--- Start Provided records ---
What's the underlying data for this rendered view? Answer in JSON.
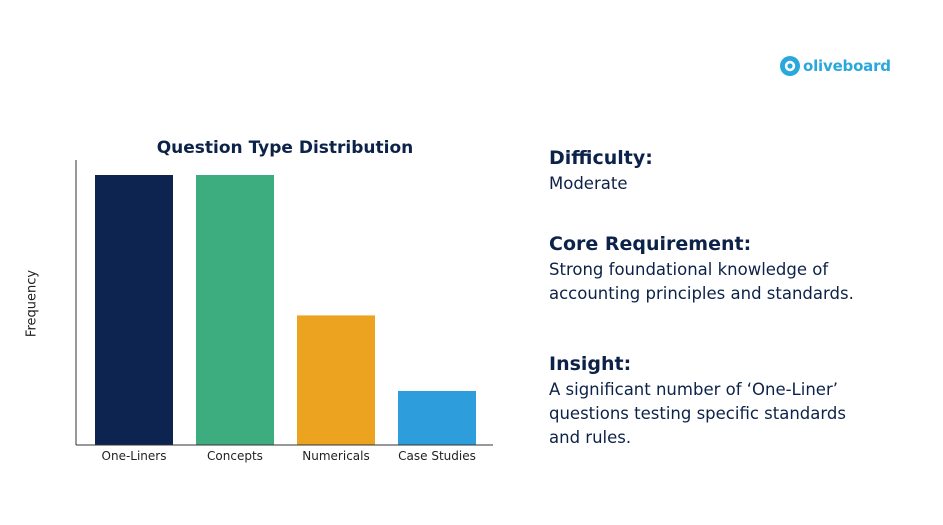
{
  "brand": {
    "name": "oliveboard",
    "color": "#2aa8dc"
  },
  "chart_data": {
    "type": "bar",
    "title": "Question Type Distribution",
    "xlabel": "",
    "ylabel": "Frequency",
    "categories": [
      "One-Liners",
      "Concepts",
      "Numericals",
      "Case Studies"
    ],
    "values": [
      100,
      100,
      48,
      20
    ],
    "colors": [
      "#0d2350",
      "#3dad80",
      "#eba320",
      "#2d9ddb"
    ],
    "ylim": [
      0,
      100
    ],
    "grid": false,
    "legend": "none"
  },
  "info": {
    "difficulty": {
      "heading": "Difficulty:",
      "body": "Moderate"
    },
    "core": {
      "heading": "Core Requirement:",
      "body": "Strong foundational knowledge of\naccounting principles and standards."
    },
    "insight": {
      "heading": "Insight:",
      "body": "A significant number of ‘One-Liner’\nquestions testing specific standards\nand rules."
    }
  }
}
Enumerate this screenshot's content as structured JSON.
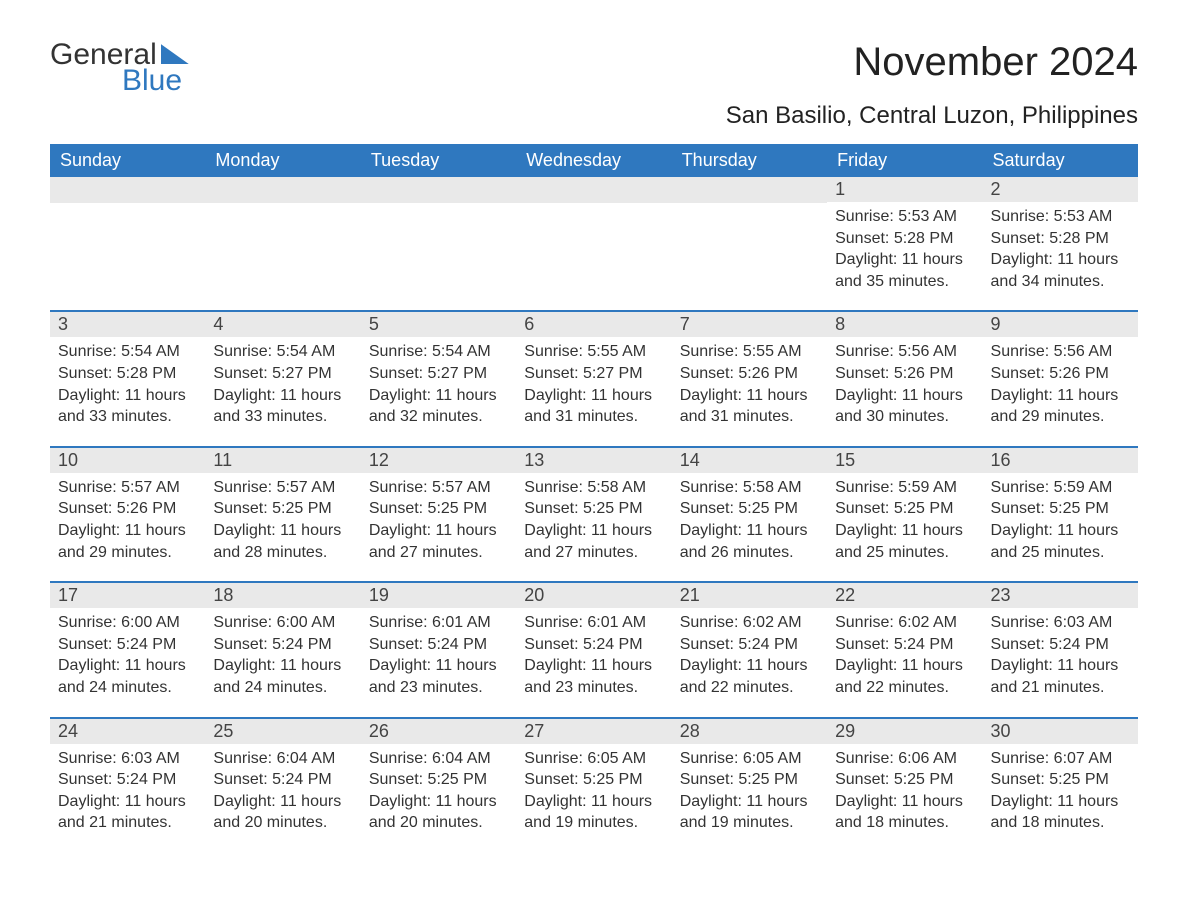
{
  "logo": {
    "text_general": "General",
    "text_blue": "Blue"
  },
  "title": "November 2024",
  "location": "San Basilio, Central Luzon, Philippines",
  "colors": {
    "header_bg": "#2f78bf",
    "header_text": "#ffffff",
    "daynum_bg": "#e9e9e9",
    "cell_border": "#2f78bf",
    "text": "#333333",
    "background": "#ffffff"
  },
  "typography": {
    "title_fontsize": 40,
    "location_fontsize": 24,
    "weekday_fontsize": 18,
    "daynum_fontsize": 18,
    "body_fontsize": 16,
    "font_family": "Arial"
  },
  "weekdays": [
    "Sunday",
    "Monday",
    "Tuesday",
    "Wednesday",
    "Thursday",
    "Friday",
    "Saturday"
  ],
  "weeks": [
    [
      null,
      null,
      null,
      null,
      null,
      {
        "day": "1",
        "sunrise": "Sunrise: 5:53 AM",
        "sunset": "Sunset: 5:28 PM",
        "daylight": "Daylight: 11 hours and 35 minutes."
      },
      {
        "day": "2",
        "sunrise": "Sunrise: 5:53 AM",
        "sunset": "Sunset: 5:28 PM",
        "daylight": "Daylight: 11 hours and 34 minutes."
      }
    ],
    [
      {
        "day": "3",
        "sunrise": "Sunrise: 5:54 AM",
        "sunset": "Sunset: 5:28 PM",
        "daylight": "Daylight: 11 hours and 33 minutes."
      },
      {
        "day": "4",
        "sunrise": "Sunrise: 5:54 AM",
        "sunset": "Sunset: 5:27 PM",
        "daylight": "Daylight: 11 hours and 33 minutes."
      },
      {
        "day": "5",
        "sunrise": "Sunrise: 5:54 AM",
        "sunset": "Sunset: 5:27 PM",
        "daylight": "Daylight: 11 hours and 32 minutes."
      },
      {
        "day": "6",
        "sunrise": "Sunrise: 5:55 AM",
        "sunset": "Sunset: 5:27 PM",
        "daylight": "Daylight: 11 hours and 31 minutes."
      },
      {
        "day": "7",
        "sunrise": "Sunrise: 5:55 AM",
        "sunset": "Sunset: 5:26 PM",
        "daylight": "Daylight: 11 hours and 31 minutes."
      },
      {
        "day": "8",
        "sunrise": "Sunrise: 5:56 AM",
        "sunset": "Sunset: 5:26 PM",
        "daylight": "Daylight: 11 hours and 30 minutes."
      },
      {
        "day": "9",
        "sunrise": "Sunrise: 5:56 AM",
        "sunset": "Sunset: 5:26 PM",
        "daylight": "Daylight: 11 hours and 29 minutes."
      }
    ],
    [
      {
        "day": "10",
        "sunrise": "Sunrise: 5:57 AM",
        "sunset": "Sunset: 5:26 PM",
        "daylight": "Daylight: 11 hours and 29 minutes."
      },
      {
        "day": "11",
        "sunrise": "Sunrise: 5:57 AM",
        "sunset": "Sunset: 5:25 PM",
        "daylight": "Daylight: 11 hours and 28 minutes."
      },
      {
        "day": "12",
        "sunrise": "Sunrise: 5:57 AM",
        "sunset": "Sunset: 5:25 PM",
        "daylight": "Daylight: 11 hours and 27 minutes."
      },
      {
        "day": "13",
        "sunrise": "Sunrise: 5:58 AM",
        "sunset": "Sunset: 5:25 PM",
        "daylight": "Daylight: 11 hours and 27 minutes."
      },
      {
        "day": "14",
        "sunrise": "Sunrise: 5:58 AM",
        "sunset": "Sunset: 5:25 PM",
        "daylight": "Daylight: 11 hours and 26 minutes."
      },
      {
        "day": "15",
        "sunrise": "Sunrise: 5:59 AM",
        "sunset": "Sunset: 5:25 PM",
        "daylight": "Daylight: 11 hours and 25 minutes."
      },
      {
        "day": "16",
        "sunrise": "Sunrise: 5:59 AM",
        "sunset": "Sunset: 5:25 PM",
        "daylight": "Daylight: 11 hours and 25 minutes."
      }
    ],
    [
      {
        "day": "17",
        "sunrise": "Sunrise: 6:00 AM",
        "sunset": "Sunset: 5:24 PM",
        "daylight": "Daylight: 11 hours and 24 minutes."
      },
      {
        "day": "18",
        "sunrise": "Sunrise: 6:00 AM",
        "sunset": "Sunset: 5:24 PM",
        "daylight": "Daylight: 11 hours and 24 minutes."
      },
      {
        "day": "19",
        "sunrise": "Sunrise: 6:01 AM",
        "sunset": "Sunset: 5:24 PM",
        "daylight": "Daylight: 11 hours and 23 minutes."
      },
      {
        "day": "20",
        "sunrise": "Sunrise: 6:01 AM",
        "sunset": "Sunset: 5:24 PM",
        "daylight": "Daylight: 11 hours and 23 minutes."
      },
      {
        "day": "21",
        "sunrise": "Sunrise: 6:02 AM",
        "sunset": "Sunset: 5:24 PM",
        "daylight": "Daylight: 11 hours and 22 minutes."
      },
      {
        "day": "22",
        "sunrise": "Sunrise: 6:02 AM",
        "sunset": "Sunset: 5:24 PM",
        "daylight": "Daylight: 11 hours and 22 minutes."
      },
      {
        "day": "23",
        "sunrise": "Sunrise: 6:03 AM",
        "sunset": "Sunset: 5:24 PM",
        "daylight": "Daylight: 11 hours and 21 minutes."
      }
    ],
    [
      {
        "day": "24",
        "sunrise": "Sunrise: 6:03 AM",
        "sunset": "Sunset: 5:24 PM",
        "daylight": "Daylight: 11 hours and 21 minutes."
      },
      {
        "day": "25",
        "sunrise": "Sunrise: 6:04 AM",
        "sunset": "Sunset: 5:24 PM",
        "daylight": "Daylight: 11 hours and 20 minutes."
      },
      {
        "day": "26",
        "sunrise": "Sunrise: 6:04 AM",
        "sunset": "Sunset: 5:25 PM",
        "daylight": "Daylight: 11 hours and 20 minutes."
      },
      {
        "day": "27",
        "sunrise": "Sunrise: 6:05 AM",
        "sunset": "Sunset: 5:25 PM",
        "daylight": "Daylight: 11 hours and 19 minutes."
      },
      {
        "day": "28",
        "sunrise": "Sunrise: 6:05 AM",
        "sunset": "Sunset: 5:25 PM",
        "daylight": "Daylight: 11 hours and 19 minutes."
      },
      {
        "day": "29",
        "sunrise": "Sunrise: 6:06 AM",
        "sunset": "Sunset: 5:25 PM",
        "daylight": "Daylight: 11 hours and 18 minutes."
      },
      {
        "day": "30",
        "sunrise": "Sunrise: 6:07 AM",
        "sunset": "Sunset: 5:25 PM",
        "daylight": "Daylight: 11 hours and 18 minutes."
      }
    ]
  ]
}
--- End Provided records ---
Check each line of the data above for the word "heading" and say how many lines have it. Give the number alone.

Answer for this exercise - 3